■ TASK PROMPT
Return every line of the data below without changing anything.

[Excerpts from a layout annotation set]

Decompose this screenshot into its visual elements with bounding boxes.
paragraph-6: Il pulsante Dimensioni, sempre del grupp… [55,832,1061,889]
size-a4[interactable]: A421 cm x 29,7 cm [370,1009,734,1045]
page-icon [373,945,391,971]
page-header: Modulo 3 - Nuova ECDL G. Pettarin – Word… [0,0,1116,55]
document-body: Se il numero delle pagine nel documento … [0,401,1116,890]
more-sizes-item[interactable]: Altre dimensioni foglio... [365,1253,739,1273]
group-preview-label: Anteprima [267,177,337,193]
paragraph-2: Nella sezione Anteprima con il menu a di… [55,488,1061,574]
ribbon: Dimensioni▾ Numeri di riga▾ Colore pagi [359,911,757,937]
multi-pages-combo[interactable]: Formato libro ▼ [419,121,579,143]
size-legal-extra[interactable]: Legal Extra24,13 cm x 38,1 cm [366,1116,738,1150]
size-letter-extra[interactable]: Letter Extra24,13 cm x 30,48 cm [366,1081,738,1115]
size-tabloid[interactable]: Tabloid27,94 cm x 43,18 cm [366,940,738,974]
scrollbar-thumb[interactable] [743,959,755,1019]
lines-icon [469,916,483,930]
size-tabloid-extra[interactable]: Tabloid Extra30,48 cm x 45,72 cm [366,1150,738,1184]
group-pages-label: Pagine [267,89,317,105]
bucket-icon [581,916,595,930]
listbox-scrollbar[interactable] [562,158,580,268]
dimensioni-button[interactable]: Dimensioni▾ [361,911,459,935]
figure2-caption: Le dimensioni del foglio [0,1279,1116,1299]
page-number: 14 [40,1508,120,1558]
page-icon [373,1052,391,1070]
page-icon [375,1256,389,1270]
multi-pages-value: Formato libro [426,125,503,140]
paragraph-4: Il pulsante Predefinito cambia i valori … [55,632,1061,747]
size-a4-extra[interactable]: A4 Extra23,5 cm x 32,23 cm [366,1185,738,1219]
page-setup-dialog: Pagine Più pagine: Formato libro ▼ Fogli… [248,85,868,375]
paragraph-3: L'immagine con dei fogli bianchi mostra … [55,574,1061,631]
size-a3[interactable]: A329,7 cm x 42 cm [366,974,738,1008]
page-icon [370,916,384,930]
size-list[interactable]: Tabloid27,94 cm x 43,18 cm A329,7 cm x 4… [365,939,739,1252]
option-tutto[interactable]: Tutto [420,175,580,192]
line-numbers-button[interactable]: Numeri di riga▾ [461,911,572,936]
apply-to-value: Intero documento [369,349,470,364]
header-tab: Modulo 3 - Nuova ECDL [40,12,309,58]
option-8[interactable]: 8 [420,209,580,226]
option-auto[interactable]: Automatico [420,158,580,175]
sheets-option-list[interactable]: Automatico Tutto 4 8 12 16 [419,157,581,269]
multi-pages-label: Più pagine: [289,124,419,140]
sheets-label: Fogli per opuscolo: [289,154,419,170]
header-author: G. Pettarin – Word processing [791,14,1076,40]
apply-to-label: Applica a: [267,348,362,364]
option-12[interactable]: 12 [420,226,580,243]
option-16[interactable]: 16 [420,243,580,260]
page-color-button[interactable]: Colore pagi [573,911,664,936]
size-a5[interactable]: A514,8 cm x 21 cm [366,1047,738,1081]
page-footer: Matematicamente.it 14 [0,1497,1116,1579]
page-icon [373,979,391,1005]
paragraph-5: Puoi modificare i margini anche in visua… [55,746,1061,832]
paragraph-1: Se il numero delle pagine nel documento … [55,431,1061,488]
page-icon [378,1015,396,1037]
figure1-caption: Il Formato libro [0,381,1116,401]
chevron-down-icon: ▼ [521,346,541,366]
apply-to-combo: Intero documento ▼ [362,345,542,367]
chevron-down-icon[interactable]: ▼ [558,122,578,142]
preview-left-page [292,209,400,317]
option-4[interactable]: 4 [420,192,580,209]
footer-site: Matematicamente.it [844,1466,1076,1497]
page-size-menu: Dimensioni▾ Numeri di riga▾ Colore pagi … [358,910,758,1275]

■ RESPONSE
Decompose this screenshot into its visual elements with bounding boxes.
paragraph-6: Il pulsante Dimensioni, sempre del grupp… [55,832,1061,889]
size-a4[interactable]: A421 cm x 29,7 cm [370,1009,734,1045]
page-icon [373,945,391,971]
page-header: Modulo 3 - Nuova ECDL G. Pettarin – Word… [0,0,1116,55]
document-body: Se il numero delle pagine nel documento … [0,401,1116,890]
more-sizes-item[interactable]: Altre dimensioni foglio... [365,1253,739,1273]
group-preview-label: Anteprima [267,177,337,193]
paragraph-2: Nella sezione Anteprima con il menu a di… [55,488,1061,574]
ribbon: Dimensioni▾ Numeri di riga▾ Colore pagi [359,911,757,937]
multi-pages-combo[interactable]: Formato libro ▼ [419,121,579,143]
size-legal-extra[interactable]: Legal Extra24,13 cm x 38,1 cm [366,1116,738,1150]
size-letter-extra[interactable]: Letter Extra24,13 cm x 30,48 cm [366,1081,738,1115]
size-tabloid[interactable]: Tabloid27,94 cm x 43,18 cm [366,940,738,974]
scrollbar-thumb[interactable] [743,959,755,1019]
lines-icon [469,916,483,930]
size-tabloid-extra[interactable]: Tabloid Extra30,48 cm x 45,72 cm [366,1150,738,1184]
group-pages-label: Pagine [267,89,317,105]
bucket-icon [581,916,595,930]
listbox-scrollbar[interactable] [562,158,580,268]
dimensioni-button[interactable]: Dimensioni▾ [361,911,459,935]
figure2-caption: Le dimensioni del foglio [0,1279,1116,1299]
page-number: 14 [40,1508,120,1558]
page-icon [373,1052,391,1070]
page-icon [375,1256,389,1270]
multi-pages-value: Formato libro [426,125,503,140]
paragraph-4: Il pulsante Predefinito cambia i valori … [55,632,1061,747]
size-a4-extra[interactable]: A4 Extra23,5 cm x 32,23 cm [366,1185,738,1219]
page-setup-dialog: Pagine Più pagine: Formato libro ▼ Fogli… [248,85,868,375]
paragraph-3: L'immagine con dei fogli bianchi mostra … [55,574,1061,631]
size-a3[interactable]: A329,7 cm x 42 cm [366,974,738,1008]
page-icon [370,916,384,930]
size-list[interactable]: Tabloid27,94 cm x 43,18 cm A329,7 cm x 4… [365,939,739,1252]
option-tutto[interactable]: Tutto [420,175,580,192]
line-numbers-button[interactable]: Numeri di riga▾ [461,911,572,936]
apply-to-value: Intero documento [369,349,470,364]
header-tab: Modulo 3 - Nuova ECDL [40,12,309,58]
option-8[interactable]: 8 [420,209,580,226]
option-auto[interactable]: Automatico [420,158,580,175]
sheets-option-list[interactable]: Automatico Tutto 4 8 12 16 [419,157,581,269]
multi-pages-label: Più pagine: [289,124,419,140]
sheets-label: Fogli per opuscolo: [289,154,419,170]
header-author: G. Pettarin – Word processing [791,14,1076,40]
apply-to-label: Applica a: [267,348,362,364]
option-12[interactable]: 12 [420,226,580,243]
option-16[interactable]: 16 [420,243,580,260]
page-color-button[interactable]: Colore pagi [573,911,664,936]
size-a5[interactable]: A514,8 cm x 21 cm [366,1047,738,1081]
page-footer: Matematicamente.it 14 [0,1497,1116,1579]
page-icon [373,979,391,1005]
paragraph-5: Puoi modificare i margini anche in visua… [55,746,1061,832]
paragraph-1: Se il numero delle pagine nel documento … [55,431,1061,488]
page-icon [378,1015,396,1037]
figure1-caption: Il Formato libro [0,381,1116,401]
chevron-down-icon: ▼ [521,346,541,366]
apply-to-combo: Intero documento ▼ [362,345,542,367]
chevron-down-icon[interactable]: ▼ [558,122,578,142]
preview-left-page [292,209,400,317]
option-4[interactable]: 4 [420,192,580,209]
footer-site: Matematicamente.it [844,1466,1076,1497]
page-size-menu: Dimensioni▾ Numeri di riga▾ Colore pagi … [358,910,758,1275]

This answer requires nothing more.